Dataset rows
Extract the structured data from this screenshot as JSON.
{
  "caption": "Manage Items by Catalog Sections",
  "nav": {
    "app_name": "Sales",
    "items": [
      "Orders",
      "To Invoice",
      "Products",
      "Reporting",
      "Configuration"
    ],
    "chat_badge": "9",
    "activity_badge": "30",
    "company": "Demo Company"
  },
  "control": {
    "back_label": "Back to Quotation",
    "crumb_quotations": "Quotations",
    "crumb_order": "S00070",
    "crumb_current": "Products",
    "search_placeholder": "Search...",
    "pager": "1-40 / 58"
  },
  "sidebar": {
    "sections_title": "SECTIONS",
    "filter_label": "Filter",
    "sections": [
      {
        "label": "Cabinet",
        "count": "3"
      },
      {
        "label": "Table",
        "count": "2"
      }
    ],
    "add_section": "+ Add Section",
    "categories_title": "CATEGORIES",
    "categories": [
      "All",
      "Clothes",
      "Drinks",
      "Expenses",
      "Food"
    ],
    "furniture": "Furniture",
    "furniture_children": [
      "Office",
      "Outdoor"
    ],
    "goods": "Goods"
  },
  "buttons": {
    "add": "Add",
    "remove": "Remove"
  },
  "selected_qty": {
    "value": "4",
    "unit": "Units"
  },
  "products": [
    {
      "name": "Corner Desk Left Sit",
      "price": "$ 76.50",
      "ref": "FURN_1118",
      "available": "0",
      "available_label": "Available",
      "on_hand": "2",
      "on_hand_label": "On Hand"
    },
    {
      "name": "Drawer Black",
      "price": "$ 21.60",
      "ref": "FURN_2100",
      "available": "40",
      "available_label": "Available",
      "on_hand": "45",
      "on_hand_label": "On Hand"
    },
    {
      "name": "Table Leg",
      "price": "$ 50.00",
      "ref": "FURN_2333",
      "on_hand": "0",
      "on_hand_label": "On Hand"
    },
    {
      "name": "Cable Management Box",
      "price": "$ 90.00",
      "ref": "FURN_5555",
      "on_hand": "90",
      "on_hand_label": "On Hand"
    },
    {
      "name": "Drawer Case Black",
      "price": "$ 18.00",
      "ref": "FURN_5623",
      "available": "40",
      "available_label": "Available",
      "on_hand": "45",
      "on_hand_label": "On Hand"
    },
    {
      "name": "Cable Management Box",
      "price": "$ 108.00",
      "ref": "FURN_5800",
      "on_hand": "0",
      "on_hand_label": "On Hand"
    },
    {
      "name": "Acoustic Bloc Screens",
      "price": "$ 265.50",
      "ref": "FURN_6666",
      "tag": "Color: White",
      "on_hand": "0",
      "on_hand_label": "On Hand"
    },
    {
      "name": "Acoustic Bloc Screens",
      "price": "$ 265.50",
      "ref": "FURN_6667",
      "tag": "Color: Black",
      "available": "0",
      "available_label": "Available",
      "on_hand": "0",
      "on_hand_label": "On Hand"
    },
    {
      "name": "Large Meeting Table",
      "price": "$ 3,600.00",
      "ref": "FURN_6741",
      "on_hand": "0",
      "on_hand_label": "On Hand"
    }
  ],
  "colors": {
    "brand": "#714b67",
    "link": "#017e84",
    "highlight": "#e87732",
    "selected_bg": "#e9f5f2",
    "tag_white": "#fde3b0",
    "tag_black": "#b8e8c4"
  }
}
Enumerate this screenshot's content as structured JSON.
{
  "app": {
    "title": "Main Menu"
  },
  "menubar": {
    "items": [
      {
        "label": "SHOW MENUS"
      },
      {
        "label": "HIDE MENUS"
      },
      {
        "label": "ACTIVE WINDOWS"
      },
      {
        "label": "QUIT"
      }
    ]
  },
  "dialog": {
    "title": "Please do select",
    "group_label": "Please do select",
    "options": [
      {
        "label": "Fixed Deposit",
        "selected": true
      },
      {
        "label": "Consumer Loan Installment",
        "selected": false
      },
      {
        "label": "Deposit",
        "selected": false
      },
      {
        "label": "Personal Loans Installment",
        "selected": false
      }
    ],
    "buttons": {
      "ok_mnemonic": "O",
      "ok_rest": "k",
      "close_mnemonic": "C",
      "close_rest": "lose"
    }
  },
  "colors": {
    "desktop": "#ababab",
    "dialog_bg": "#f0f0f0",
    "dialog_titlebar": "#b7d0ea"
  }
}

> [What you are asked to do]
Copy out the material word for word and line for line.

> [Output below]
Extract the structured data from this screenshot as JSON.
{
  "caption": "Manage Items by Catalog Sections",
  "nav": {
    "app_name": "Sales",
    "items": [
      "Orders",
      "To Invoice",
      "Products",
      "Reporting",
      "Configuration"
    ],
    "chat_badge": "9",
    "activity_badge": "30",
    "company": "Demo Company"
  },
  "control": {
    "back_label": "Back to Quotation",
    "crumb_quotations": "Quotations",
    "crumb_order": "S00070",
    "crumb_current": "Products",
    "search_placeholder": "Search...",
    "pager": "1-40 / 58"
  },
  "sidebar": {
    "sections_title": "SECTIONS",
    "filter_label": "Filter",
    "sections": [
      {
        "label": "Cabinet",
        "count": "3"
      },
      {
        "label": "Table",
        "count": "2"
      }
    ],
    "add_section": "+ Add Section",
    "categories_title": "CATEGORIES",
    "categories": [
      "All",
      "Clothes",
      "Drinks",
      "Expenses",
      "Food"
    ],
    "furniture": "Furniture",
    "furniture_children": [
      "Office",
      "Outdoor"
    ],
    "goods": "Goods"
  },
  "buttons": {
    "add": "Add",
    "remove": "Remove"
  },
  "selected_qty": {
    "value": "4",
    "unit": "Units"
  },
  "products": [
    {
      "name": "Corner Desk Left Sit",
      "price": "$ 76.50",
      "ref": "FURN_1118",
      "available": "0",
      "available_label": "Available",
      "on_hand": "2",
      "on_hand_label": "On Hand"
    },
    {
      "name": "Drawer Black",
      "price": "$ 21.60",
      "ref": "FURN_2100",
      "available": "40",
      "available_label": "Available",
      "on_hand": "45",
      "on_hand_label": "On Hand"
    },
    {
      "name": "Table Leg",
      "price": "$ 50.00",
      "ref": "FURN_2333",
      "on_hand": "0",
      "on_hand_label": "On Hand"
    },
    {
      "name": "Cable Management Box",
      "price": "$ 90.00",
      "ref": "FURN_5555",
      "on_hand": "90",
      "on_hand_label": "On Hand"
    },
    {
      "name": "Drawer Case Black",
      "price": "$ 18.00",
      "ref": "FURN_5623",
      "available": "40",
      "available_label": "Available",
      "on_hand": "45",
      "on_hand_label": "On Hand"
    },
    {
      "name": "Cable Management Box",
      "price": "$ 108.00",
      "ref": "FURN_5800",
      "on_hand": "0",
      "on_hand_label": "On Hand"
    },
    {
      "name": "Acoustic Bloc Screens",
      "price": "$ 265.50",
      "ref": "FURN_6666",
      "tag": "Color: White",
      "on_hand": "0",
      "on_hand_label": "On Hand"
    },
    {
      "name": "Acoustic Bloc Screens",
      "price": "$ 265.50",
      "ref": "FURN_6667",
      "tag": "Color: Black",
      "available": "0",
      "available_label": "Available",
      "on_hand": "0",
      "on_hand_label": "On Hand"
    },
    {
      "name": "Large Meeting Table",
      "price": "$ 3,600.00",
      "ref": "FURN_6741",
      "on_hand": "0",
      "on_hand_label": "On Hand"
    }
  ],
  "colors": {
    "brand": "#714b67",
    "link": "#017e84",
    "highlight": "#e87732",
    "selected_bg": "#e9f5f2",
    "tag_white": "#fde3b0",
    "tag_black": "#b8e8c4"
  }
}
Enumerate this screenshot's content as structured JSON.
{
  "app": {
    "title": "Main Menu"
  },
  "menubar": {
    "items": [
      {
        "label": "SHOW MENUS"
      },
      {
        "label": "HIDE MENUS"
      },
      {
        "label": "ACTIVE WINDOWS"
      },
      {
        "label": "QUIT"
      }
    ]
  },
  "dialog": {
    "title": "Please do select",
    "group_label": "Please do select",
    "options": [
      {
        "label": "Fixed Deposit",
        "selected": true
      },
      {
        "label": "Consumer Loan Installment",
        "selected": false
      },
      {
        "label": "Deposit",
        "selected": false
      },
      {
        "label": "Personal Loans Installment",
        "selected": false
      }
    ],
    "buttons": {
      "ok_mnemonic": "O",
      "ok_rest": "k",
      "close_mnemonic": "C",
      "close_rest": "lose"
    }
  },
  "colors": {
    "desktop": "#ababab",
    "dialog_bg": "#f0f0f0",
    "dialog_titlebar": "#b7d0ea"
  }
}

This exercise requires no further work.